### Task
Copy the following records verbatim, starting with the line that contains "Extract all elements" and ending with the line that contains "down-arrow-head: [912, 419, 921, 429]", both lines included.

### Listings of boxed layout items
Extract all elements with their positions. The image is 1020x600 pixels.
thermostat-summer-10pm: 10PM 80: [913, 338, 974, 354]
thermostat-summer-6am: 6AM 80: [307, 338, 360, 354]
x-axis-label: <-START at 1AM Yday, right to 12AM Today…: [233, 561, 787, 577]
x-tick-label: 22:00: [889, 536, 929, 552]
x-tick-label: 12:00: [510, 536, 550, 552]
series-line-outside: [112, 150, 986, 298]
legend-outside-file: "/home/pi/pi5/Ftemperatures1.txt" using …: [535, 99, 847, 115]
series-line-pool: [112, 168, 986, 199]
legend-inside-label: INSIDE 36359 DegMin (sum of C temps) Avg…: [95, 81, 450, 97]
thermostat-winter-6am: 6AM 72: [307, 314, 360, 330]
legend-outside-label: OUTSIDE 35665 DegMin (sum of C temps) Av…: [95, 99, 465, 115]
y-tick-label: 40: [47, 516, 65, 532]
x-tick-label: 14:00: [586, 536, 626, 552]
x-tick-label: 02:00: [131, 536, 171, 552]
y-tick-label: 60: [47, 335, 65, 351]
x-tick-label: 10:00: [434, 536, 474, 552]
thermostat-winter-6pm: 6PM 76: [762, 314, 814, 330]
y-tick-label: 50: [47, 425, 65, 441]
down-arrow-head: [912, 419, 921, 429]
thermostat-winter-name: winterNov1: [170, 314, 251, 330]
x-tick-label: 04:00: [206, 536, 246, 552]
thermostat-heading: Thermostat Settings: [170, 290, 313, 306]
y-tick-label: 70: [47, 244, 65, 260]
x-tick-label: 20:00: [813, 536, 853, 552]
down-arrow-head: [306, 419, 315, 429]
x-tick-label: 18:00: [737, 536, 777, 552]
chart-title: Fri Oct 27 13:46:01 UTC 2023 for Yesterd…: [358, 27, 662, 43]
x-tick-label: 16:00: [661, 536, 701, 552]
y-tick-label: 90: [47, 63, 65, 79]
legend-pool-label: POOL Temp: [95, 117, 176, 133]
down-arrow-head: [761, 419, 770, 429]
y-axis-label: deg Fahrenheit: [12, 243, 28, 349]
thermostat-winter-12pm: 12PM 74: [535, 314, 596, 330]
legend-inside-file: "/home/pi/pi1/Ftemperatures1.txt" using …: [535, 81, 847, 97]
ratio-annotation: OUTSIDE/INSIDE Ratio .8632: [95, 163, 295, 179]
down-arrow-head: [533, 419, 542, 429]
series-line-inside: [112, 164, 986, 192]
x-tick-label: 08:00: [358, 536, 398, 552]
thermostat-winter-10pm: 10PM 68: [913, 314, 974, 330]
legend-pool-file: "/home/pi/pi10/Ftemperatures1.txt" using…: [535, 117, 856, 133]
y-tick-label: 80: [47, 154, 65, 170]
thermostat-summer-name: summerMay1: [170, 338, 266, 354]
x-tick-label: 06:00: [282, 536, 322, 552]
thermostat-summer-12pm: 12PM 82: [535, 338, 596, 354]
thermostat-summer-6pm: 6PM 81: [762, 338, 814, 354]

==

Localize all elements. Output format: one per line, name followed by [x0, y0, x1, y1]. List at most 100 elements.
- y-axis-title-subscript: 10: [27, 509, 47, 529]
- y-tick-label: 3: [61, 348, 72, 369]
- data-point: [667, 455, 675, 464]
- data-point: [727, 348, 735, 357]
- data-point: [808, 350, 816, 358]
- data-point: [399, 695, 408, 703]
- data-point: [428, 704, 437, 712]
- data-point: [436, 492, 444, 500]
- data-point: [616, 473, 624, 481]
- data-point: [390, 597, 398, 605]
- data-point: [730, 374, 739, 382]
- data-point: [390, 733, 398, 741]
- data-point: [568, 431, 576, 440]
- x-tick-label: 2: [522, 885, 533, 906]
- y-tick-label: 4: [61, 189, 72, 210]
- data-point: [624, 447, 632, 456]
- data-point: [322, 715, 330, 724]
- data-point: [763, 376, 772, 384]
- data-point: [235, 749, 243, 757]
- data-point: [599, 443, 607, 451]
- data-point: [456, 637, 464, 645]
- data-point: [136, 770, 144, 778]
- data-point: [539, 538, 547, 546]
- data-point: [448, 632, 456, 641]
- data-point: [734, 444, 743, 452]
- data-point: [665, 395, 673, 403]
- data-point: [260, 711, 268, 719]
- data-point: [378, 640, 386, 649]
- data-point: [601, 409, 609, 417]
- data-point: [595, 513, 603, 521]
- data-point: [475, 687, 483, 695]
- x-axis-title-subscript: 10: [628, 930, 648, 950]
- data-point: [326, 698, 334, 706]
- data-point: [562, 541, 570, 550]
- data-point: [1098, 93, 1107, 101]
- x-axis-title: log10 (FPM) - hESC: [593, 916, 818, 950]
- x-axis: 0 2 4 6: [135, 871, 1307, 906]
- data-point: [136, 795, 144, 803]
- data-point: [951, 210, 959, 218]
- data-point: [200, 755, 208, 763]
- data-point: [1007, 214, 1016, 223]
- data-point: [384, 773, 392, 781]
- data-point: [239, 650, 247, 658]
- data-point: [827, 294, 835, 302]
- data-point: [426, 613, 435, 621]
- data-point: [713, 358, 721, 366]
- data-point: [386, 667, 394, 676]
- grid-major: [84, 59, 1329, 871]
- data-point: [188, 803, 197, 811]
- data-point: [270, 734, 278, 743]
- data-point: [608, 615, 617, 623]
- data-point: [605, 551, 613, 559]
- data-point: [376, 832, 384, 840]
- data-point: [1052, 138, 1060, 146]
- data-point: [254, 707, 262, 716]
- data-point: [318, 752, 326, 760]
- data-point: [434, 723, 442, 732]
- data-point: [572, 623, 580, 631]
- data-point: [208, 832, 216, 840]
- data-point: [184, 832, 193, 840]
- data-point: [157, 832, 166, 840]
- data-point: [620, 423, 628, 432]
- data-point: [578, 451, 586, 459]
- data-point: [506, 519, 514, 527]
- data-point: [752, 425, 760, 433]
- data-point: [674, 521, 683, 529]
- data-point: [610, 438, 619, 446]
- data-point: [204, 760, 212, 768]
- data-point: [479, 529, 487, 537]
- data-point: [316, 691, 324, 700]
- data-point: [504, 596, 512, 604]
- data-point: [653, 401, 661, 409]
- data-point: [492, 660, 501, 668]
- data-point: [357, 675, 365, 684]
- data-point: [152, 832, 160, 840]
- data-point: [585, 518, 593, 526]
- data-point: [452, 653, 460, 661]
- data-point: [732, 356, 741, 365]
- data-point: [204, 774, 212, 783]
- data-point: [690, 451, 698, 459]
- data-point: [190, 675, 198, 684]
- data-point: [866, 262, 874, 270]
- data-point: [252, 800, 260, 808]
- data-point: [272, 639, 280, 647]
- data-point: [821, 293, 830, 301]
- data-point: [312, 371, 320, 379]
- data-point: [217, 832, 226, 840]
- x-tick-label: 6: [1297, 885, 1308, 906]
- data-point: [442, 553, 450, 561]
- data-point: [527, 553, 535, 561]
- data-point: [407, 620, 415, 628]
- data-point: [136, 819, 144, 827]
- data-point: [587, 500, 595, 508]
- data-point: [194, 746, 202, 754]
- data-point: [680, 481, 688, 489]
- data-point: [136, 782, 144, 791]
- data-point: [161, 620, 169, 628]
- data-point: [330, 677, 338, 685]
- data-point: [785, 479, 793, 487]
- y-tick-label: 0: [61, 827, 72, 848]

### Answer for the task
Extract all elements with their positions. The image is 1020x600 pixels.
thermostat-summer-10pm: 10PM 80: [913, 338, 974, 354]
thermostat-summer-6am: 6AM 80: [307, 338, 360, 354]
x-axis-label: <-START at 1AM Yday, right to 12AM Today…: [233, 561, 787, 577]
x-tick-label: 22:00: [889, 536, 929, 552]
x-tick-label: 12:00: [510, 536, 550, 552]
series-line-outside: [112, 150, 986, 298]
legend-outside-file: "/home/pi/pi5/Ftemperatures1.txt" using …: [535, 99, 847, 115]
series-line-pool: [112, 168, 986, 199]
legend-inside-label: INSIDE 36359 DegMin (sum of C temps) Avg…: [95, 81, 450, 97]
thermostat-winter-6am: 6AM 72: [307, 314, 360, 330]
legend-outside-label: OUTSIDE 35665 DegMin (sum of C temps) Av…: [95, 99, 465, 115]
y-tick-label: 40: [47, 516, 65, 532]
x-tick-label: 14:00: [586, 536, 626, 552]
x-tick-label: 02:00: [131, 536, 171, 552]
y-tick-label: 60: [47, 335, 65, 351]
x-tick-label: 10:00: [434, 536, 474, 552]
thermostat-winter-6pm: 6PM 76: [762, 314, 814, 330]
y-tick-label: 50: [47, 425, 65, 441]
down-arrow-head: [912, 419, 921, 429]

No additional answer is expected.